**EXERCISE AIM**
Without the pictures, copy the entries below word for word.
★ ★ ★ ★ ★
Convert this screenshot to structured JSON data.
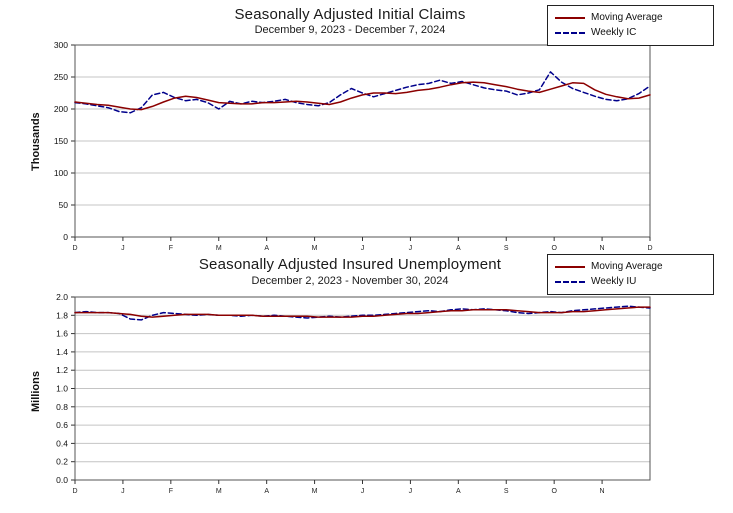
{
  "page": {
    "background": "#ffffff"
  },
  "chart_data": [
    {
      "type": "line",
      "title": "Seasonally Adjusted Initial Claims",
      "subtitle": "December 9, 2023 - December 7, 2024",
      "ylabel": "Thousands",
      "ylim": [
        0,
        300
      ],
      "ystep": 50,
      "y_ticks": [
        "0",
        "50",
        "100",
        "150",
        "200",
        "250",
        "300"
      ],
      "x_ticks": [
        "D",
        "J",
        "F",
        "M",
        "A",
        "M",
        "J",
        "J",
        "A",
        "S",
        "O",
        "N",
        "D"
      ],
      "grid": "horizontal",
      "legend_position": "top-right",
      "series": [
        {
          "name": "Moving Average",
          "color": "#8B0000",
          "style": "solid",
          "values": [
            211,
            209,
            207,
            206,
            203,
            200,
            199,
            204,
            211,
            217,
            220,
            218,
            214,
            210,
            209,
            208,
            208,
            210,
            210,
            211,
            212,
            211,
            209,
            207,
            211,
            217,
            222,
            225,
            225,
            224,
            226,
            229,
            231,
            234,
            238,
            241,
            242,
            241,
            238,
            235,
            231,
            228,
            226,
            231,
            236,
            241,
            240,
            230,
            223,
            219,
            216,
            217,
            222
          ]
        },
        {
          "name": "Weekly IC",
          "color": "#00008B",
          "style": "dashed",
          "values": [
            210,
            208,
            205,
            202,
            196,
            194,
            202,
            222,
            226,
            218,
            213,
            215,
            210,
            200,
            212,
            208,
            212,
            210,
            212,
            215,
            210,
            207,
            205,
            210,
            222,
            232,
            225,
            219,
            224,
            229,
            234,
            238,
            240,
            245,
            240,
            243,
            238,
            233,
            230,
            228,
            222,
            225,
            230,
            258,
            242,
            232,
            226,
            220,
            215,
            213,
            216,
            224,
            236
          ]
        }
      ]
    },
    {
      "type": "line",
      "title": "Seasonally Adjusted Insured Unemployment",
      "subtitle": "December 2, 2023 - November 30, 2024",
      "ylabel": "Millions",
      "ylim": [
        0.0,
        2.0
      ],
      "ystep": 0.2,
      "y_ticks": [
        "0.0",
        "0.2",
        "0.4",
        "0.6",
        "0.8",
        "1.0",
        "1.2",
        "1.4",
        "1.6",
        "1.8",
        "2.0"
      ],
      "x_ticks": [
        "D",
        "J",
        "F",
        "M",
        "A",
        "M",
        "J",
        "J",
        "A",
        "S",
        "O",
        "N"
      ],
      "grid": "horizontal",
      "legend_position": "top-right",
      "series": [
        {
          "name": "Moving Average",
          "color": "#8B0000",
          "style": "solid",
          "values": [
            1.83,
            1.83,
            1.83,
            1.83,
            1.82,
            1.81,
            1.79,
            1.78,
            1.79,
            1.8,
            1.81,
            1.81,
            1.81,
            1.8,
            1.8,
            1.8,
            1.8,
            1.79,
            1.79,
            1.79,
            1.79,
            1.79,
            1.78,
            1.78,
            1.78,
            1.78,
            1.79,
            1.79,
            1.8,
            1.81,
            1.82,
            1.82,
            1.83,
            1.84,
            1.85,
            1.85,
            1.86,
            1.86,
            1.86,
            1.86,
            1.85,
            1.84,
            1.83,
            1.83,
            1.83,
            1.84,
            1.84,
            1.85,
            1.86,
            1.87,
            1.88,
            1.89,
            1.89
          ]
        },
        {
          "name": "Weekly IU",
          "color": "#00008B",
          "style": "dashed",
          "values": [
            1.83,
            1.84,
            1.83,
            1.83,
            1.82,
            1.76,
            1.75,
            1.8,
            1.83,
            1.82,
            1.81,
            1.8,
            1.81,
            1.8,
            1.8,
            1.79,
            1.8,
            1.79,
            1.8,
            1.79,
            1.78,
            1.77,
            1.78,
            1.79,
            1.78,
            1.79,
            1.8,
            1.8,
            1.81,
            1.82,
            1.83,
            1.84,
            1.85,
            1.84,
            1.86,
            1.87,
            1.86,
            1.87,
            1.86,
            1.85,
            1.83,
            1.82,
            1.83,
            1.84,
            1.83,
            1.85,
            1.86,
            1.87,
            1.88,
            1.89,
            1.9,
            1.89,
            1.88
          ]
        }
      ]
    }
  ]
}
★ ★ ★ ★ ★
**ANSWER FOR THE TASK**
Convert this screenshot to structured JSON data.
{
  "page": {
    "background": "#ffffff"
  },
  "chart_data": [
    {
      "type": "line",
      "title": "Seasonally Adjusted Initial Claims",
      "subtitle": "December 9, 2023 - December 7, 2024",
      "ylabel": "Thousands",
      "ylim": [
        0,
        300
      ],
      "ystep": 50,
      "y_ticks": [
        "0",
        "50",
        "100",
        "150",
        "200",
        "250",
        "300"
      ],
      "x_ticks": [
        "D",
        "J",
        "F",
        "M",
        "A",
        "M",
        "J",
        "J",
        "A",
        "S",
        "O",
        "N",
        "D"
      ],
      "grid": "horizontal",
      "legend_position": "top-right",
      "series": [
        {
          "name": "Moving Average",
          "color": "#8B0000",
          "style": "solid",
          "values": [
            211,
            209,
            207,
            206,
            203,
            200,
            199,
            204,
            211,
            217,
            220,
            218,
            214,
            210,
            209,
            208,
            208,
            210,
            210,
            211,
            212,
            211,
            209,
            207,
            211,
            217,
            222,
            225,
            225,
            224,
            226,
            229,
            231,
            234,
            238,
            241,
            242,
            241,
            238,
            235,
            231,
            228,
            226,
            231,
            236,
            241,
            240,
            230,
            223,
            219,
            216,
            217,
            222
          ]
        },
        {
          "name": "Weekly IC",
          "color": "#00008B",
          "style": "dashed",
          "values": [
            210,
            208,
            205,
            202,
            196,
            194,
            202,
            222,
            226,
            218,
            213,
            215,
            210,
            200,
            212,
            208,
            212,
            210,
            212,
            215,
            210,
            207,
            205,
            210,
            222,
            232,
            225,
            219,
            224,
            229,
            234,
            238,
            240,
            245,
            240,
            243,
            238,
            233,
            230,
            228,
            222,
            225,
            230,
            258,
            242,
            232,
            226,
            220,
            215,
            213,
            216,
            224,
            236
          ]
        }
      ]
    },
    {
      "type": "line",
      "title": "Seasonally Adjusted Insured Unemployment",
      "subtitle": "December 2, 2023 - November 30, 2024",
      "ylabel": "Millions",
      "ylim": [
        0.0,
        2.0
      ],
      "ystep": 0.2,
      "y_ticks": [
        "0.0",
        "0.2",
        "0.4",
        "0.6",
        "0.8",
        "1.0",
        "1.2",
        "1.4",
        "1.6",
        "1.8",
        "2.0"
      ],
      "x_ticks": [
        "D",
        "J",
        "F",
        "M",
        "A",
        "M",
        "J",
        "J",
        "A",
        "S",
        "O",
        "N"
      ],
      "grid": "horizontal",
      "legend_position": "top-right",
      "series": [
        {
          "name": "Moving Average",
          "color": "#8B0000",
          "style": "solid",
          "values": [
            1.83,
            1.83,
            1.83,
            1.83,
            1.82,
            1.81,
            1.79,
            1.78,
            1.79,
            1.8,
            1.81,
            1.81,
            1.81,
            1.8,
            1.8,
            1.8,
            1.8,
            1.79,
            1.79,
            1.79,
            1.79,
            1.79,
            1.78,
            1.78,
            1.78,
            1.78,
            1.79,
            1.79,
            1.8,
            1.81,
            1.82,
            1.82,
            1.83,
            1.84,
            1.85,
            1.85,
            1.86,
            1.86,
            1.86,
            1.86,
            1.85,
            1.84,
            1.83,
            1.83,
            1.83,
            1.84,
            1.84,
            1.85,
            1.86,
            1.87,
            1.88,
            1.89,
            1.89
          ]
        },
        {
          "name": "Weekly IU",
          "color": "#00008B",
          "style": "dashed",
          "values": [
            1.83,
            1.84,
            1.83,
            1.83,
            1.82,
            1.76,
            1.75,
            1.8,
            1.83,
            1.82,
            1.81,
            1.8,
            1.81,
            1.8,
            1.8,
            1.79,
            1.8,
            1.79,
            1.8,
            1.79,
            1.78,
            1.77,
            1.78,
            1.79,
            1.78,
            1.79,
            1.8,
            1.8,
            1.81,
            1.82,
            1.83,
            1.84,
            1.85,
            1.84,
            1.86,
            1.87,
            1.86,
            1.87,
            1.86,
            1.85,
            1.83,
            1.82,
            1.83,
            1.84,
            1.83,
            1.85,
            1.86,
            1.87,
            1.88,
            1.89,
            1.9,
            1.89,
            1.88
          ]
        }
      ]
    }
  ]
}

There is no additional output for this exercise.